## [Written problem]
Print all the records exactly, please.
▼
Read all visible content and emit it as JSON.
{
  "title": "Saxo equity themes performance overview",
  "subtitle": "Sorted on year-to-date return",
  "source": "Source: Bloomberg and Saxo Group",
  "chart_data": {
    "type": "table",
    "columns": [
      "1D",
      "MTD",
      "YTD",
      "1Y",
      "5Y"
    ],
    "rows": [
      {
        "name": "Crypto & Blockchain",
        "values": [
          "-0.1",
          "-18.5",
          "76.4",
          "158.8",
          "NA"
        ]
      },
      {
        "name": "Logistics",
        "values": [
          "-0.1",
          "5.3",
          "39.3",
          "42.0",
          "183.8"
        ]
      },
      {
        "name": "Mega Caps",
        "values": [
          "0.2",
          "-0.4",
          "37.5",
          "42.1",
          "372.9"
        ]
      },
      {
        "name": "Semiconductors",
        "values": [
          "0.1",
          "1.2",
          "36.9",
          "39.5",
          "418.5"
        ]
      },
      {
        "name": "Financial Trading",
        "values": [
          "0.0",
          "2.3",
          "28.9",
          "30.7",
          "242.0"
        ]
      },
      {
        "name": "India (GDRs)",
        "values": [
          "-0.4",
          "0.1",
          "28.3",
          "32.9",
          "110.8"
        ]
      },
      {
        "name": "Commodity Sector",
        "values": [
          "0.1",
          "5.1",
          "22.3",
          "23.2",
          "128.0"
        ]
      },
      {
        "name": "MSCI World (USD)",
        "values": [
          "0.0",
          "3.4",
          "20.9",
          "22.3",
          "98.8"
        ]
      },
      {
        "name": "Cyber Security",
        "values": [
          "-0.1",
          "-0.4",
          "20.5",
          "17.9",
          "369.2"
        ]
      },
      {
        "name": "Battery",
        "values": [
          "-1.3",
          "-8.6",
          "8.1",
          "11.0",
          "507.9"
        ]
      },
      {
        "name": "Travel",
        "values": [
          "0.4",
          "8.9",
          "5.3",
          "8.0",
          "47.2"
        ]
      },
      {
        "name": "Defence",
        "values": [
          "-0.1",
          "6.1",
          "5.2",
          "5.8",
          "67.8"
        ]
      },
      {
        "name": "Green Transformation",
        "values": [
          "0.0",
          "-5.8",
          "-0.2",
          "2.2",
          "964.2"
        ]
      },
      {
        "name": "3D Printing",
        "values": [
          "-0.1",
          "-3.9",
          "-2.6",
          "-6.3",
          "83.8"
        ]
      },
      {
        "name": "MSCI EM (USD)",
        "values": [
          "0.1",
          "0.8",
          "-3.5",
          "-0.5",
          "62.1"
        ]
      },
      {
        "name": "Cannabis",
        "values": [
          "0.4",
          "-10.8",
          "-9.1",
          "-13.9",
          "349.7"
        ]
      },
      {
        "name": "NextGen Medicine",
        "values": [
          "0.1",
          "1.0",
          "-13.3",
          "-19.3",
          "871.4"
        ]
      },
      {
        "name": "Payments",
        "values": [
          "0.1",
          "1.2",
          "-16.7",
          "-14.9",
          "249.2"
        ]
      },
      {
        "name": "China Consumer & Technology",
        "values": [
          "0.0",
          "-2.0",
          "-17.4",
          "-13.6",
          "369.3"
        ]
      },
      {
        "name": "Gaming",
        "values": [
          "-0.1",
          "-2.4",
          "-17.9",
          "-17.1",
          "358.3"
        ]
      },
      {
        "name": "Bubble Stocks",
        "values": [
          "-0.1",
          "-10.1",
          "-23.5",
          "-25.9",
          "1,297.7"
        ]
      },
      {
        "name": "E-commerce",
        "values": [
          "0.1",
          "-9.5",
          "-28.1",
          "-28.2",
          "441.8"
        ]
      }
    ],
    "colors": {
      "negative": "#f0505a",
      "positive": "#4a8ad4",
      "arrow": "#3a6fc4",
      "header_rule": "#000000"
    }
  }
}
▲
## [Solved problem]
Read all visible content and emit it as JSON.
{
  "title": "Saxo equity themes performance overview",
  "subtitle": "Sorted on year-to-date return",
  "source": "Source: Bloomberg and Saxo Group",
  "chart_data": {
    "type": "table",
    "columns": [
      "1D",
      "MTD",
      "YTD",
      "1Y",
      "5Y"
    ],
    "rows": [
      {
        "name": "Crypto & Blockchain",
        "values": [
          "-0.1",
          "-18.5",
          "76.4",
          "158.8",
          "NA"
        ]
      },
      {
        "name": "Logistics",
        "values": [
          "-0.1",
          "5.3",
          "39.3",
          "42.0",
          "183.8"
        ]
      },
      {
        "name": "Mega Caps",
        "values": [
          "0.2",
          "-0.4",
          "37.5",
          "42.1",
          "372.9"
        ]
      },
      {
        "name": "Semiconductors",
        "values": [
          "0.1",
          "1.2",
          "36.9",
          "39.5",
          "418.5"
        ]
      },
      {
        "name": "Financial Trading",
        "values": [
          "0.0",
          "2.3",
          "28.9",
          "30.7",
          "242.0"
        ]
      },
      {
        "name": "India (GDRs)",
        "values": [
          "-0.4",
          "0.1",
          "28.3",
          "32.9",
          "110.8"
        ]
      },
      {
        "name": "Commodity Sector",
        "values": [
          "0.1",
          "5.1",
          "22.3",
          "23.2",
          "128.0"
        ]
      },
      {
        "name": "MSCI World (USD)",
        "values": [
          "0.0",
          "3.4",
          "20.9",
          "22.3",
          "98.8"
        ]
      },
      {
        "name": "Cyber Security",
        "values": [
          "-0.1",
          "-0.4",
          "20.5",
          "17.9",
          "369.2"
        ]
      },
      {
        "name": "Battery",
        "values": [
          "-1.3",
          "-8.6",
          "8.1",
          "11.0",
          "507.9"
        ]
      },
      {
        "name": "Travel",
        "values": [
          "0.4",
          "8.9",
          "5.3",
          "8.0",
          "47.2"
        ]
      },
      {
        "name": "Defence",
        "values": [
          "-0.1",
          "6.1",
          "5.2",
          "5.8",
          "67.8"
        ]
      },
      {
        "name": "Green Transformation",
        "values": [
          "0.0",
          "-5.8",
          "-0.2",
          "2.2",
          "964.2"
        ]
      },
      {
        "name": "3D Printing",
        "values": [
          "-0.1",
          "-3.9",
          "-2.6",
          "-6.3",
          "83.8"
        ]
      },
      {
        "name": "MSCI EM (USD)",
        "values": [
          "0.1",
          "0.8",
          "-3.5",
          "-0.5",
          "62.1"
        ]
      },
      {
        "name": "Cannabis",
        "values": [
          "0.4",
          "-10.8",
          "-9.1",
          "-13.9",
          "349.7"
        ]
      },
      {
        "name": "NextGen Medicine",
        "values": [
          "0.1",
          "1.0",
          "-13.3",
          "-19.3",
          "871.4"
        ]
      },
      {
        "name": "Payments",
        "values": [
          "0.1",
          "1.2",
          "-16.7",
          "-14.9",
          "249.2"
        ]
      },
      {
        "name": "China Consumer & Technology",
        "values": [
          "0.0",
          "-2.0",
          "-17.4",
          "-13.6",
          "369.3"
        ]
      },
      {
        "name": "Gaming",
        "values": [
          "-0.1",
          "-2.4",
          "-17.9",
          "-17.1",
          "358.3"
        ]
      },
      {
        "name": "Bubble Stocks",
        "values": [
          "-0.1",
          "-10.1",
          "-23.5",
          "-25.9",
          "1,297.7"
        ]
      },
      {
        "name": "E-commerce",
        "values": [
          "0.1",
          "-9.5",
          "-28.1",
          "-28.2",
          "441.8"
        ]
      }
    ],
    "colors": {
      "negative": "#f0505a",
      "positive": "#4a8ad4",
      "arrow": "#3a6fc4",
      "header_rule": "#000000"
    }
  }
}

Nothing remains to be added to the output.